[Written exercise] Search the data for the word "label". Reproduce every line where it is found.

[Given records]

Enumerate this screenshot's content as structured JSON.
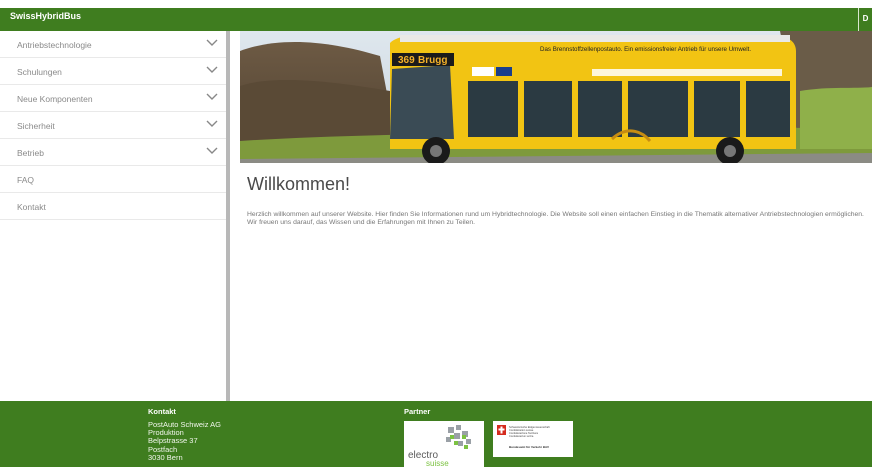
{
  "header": {
    "brand": "SwissHybridBus",
    "right_button": "D"
  },
  "sidebar": {
    "items": [
      {
        "label": "Antriebstechnologie",
        "has_submenu": true
      },
      {
        "label": "Schulungen",
        "has_submenu": true
      },
      {
        "label": "Neue Komponenten",
        "has_submenu": true
      },
      {
        "label": "Sicherheit",
        "has_submenu": true
      },
      {
        "label": "Betrieb",
        "has_submenu": true
      },
      {
        "label": "FAQ",
        "has_submenu": false
      },
      {
        "label": "Kontakt",
        "has_submenu": false
      }
    ]
  },
  "hero": {
    "route_number": "369",
    "destination": "Brugg",
    "side_slogan": "Das Brennstoffzellenpostauto. Ein emissionsfreier Antrieb für unsere Umwelt."
  },
  "main": {
    "title": "Willkommen!",
    "intro": "Herzlich willkommen auf unserer Website. Hier finden Sie Informationen rund um Hybridtechnologie. Die Website soll einen einfachen Einstieg in die Thematik alternativer Antriebstechnologien ermöglichen. Wir freuen uns darauf, das Wissen und die Erfahrungen mit Ihnen zu Teilen."
  },
  "footer": {
    "contact_title": "Kontakt",
    "contact_lines": [
      "PostAuto Schweiz AG",
      "Produktion",
      "Belpstrasse 37",
      "Postfach",
      "3030 Bern"
    ],
    "partner_title": "Partner",
    "partner_logo_1": {
      "line1": "electro",
      "line2": "suisse"
    },
    "partner_logo_2": {
      "lines": [
        "Schweizerische Eidgenossenschaft",
        "Confédération suisse",
        "Confederazione Svizzera",
        "Confederaziun svizra"
      ],
      "office": "Bundesamt für Verkehr BAV"
    }
  },
  "colors": {
    "brand_green": "#3f7d1f",
    "bus_yellow": "#f2c413",
    "sidebar_divider": "#b8b8b8"
  },
  "icons": {
    "submenu": "chevron-down-icon"
  }
}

[Solution for this exercise]
        "label": "Antriebstechnologie",
        "label": "Schulungen",
        "label": "Neue Komponenten",
        "label": "Sicherheit",
        "label": "Betrieb",
        "label": "FAQ",
        "label": "Kontakt",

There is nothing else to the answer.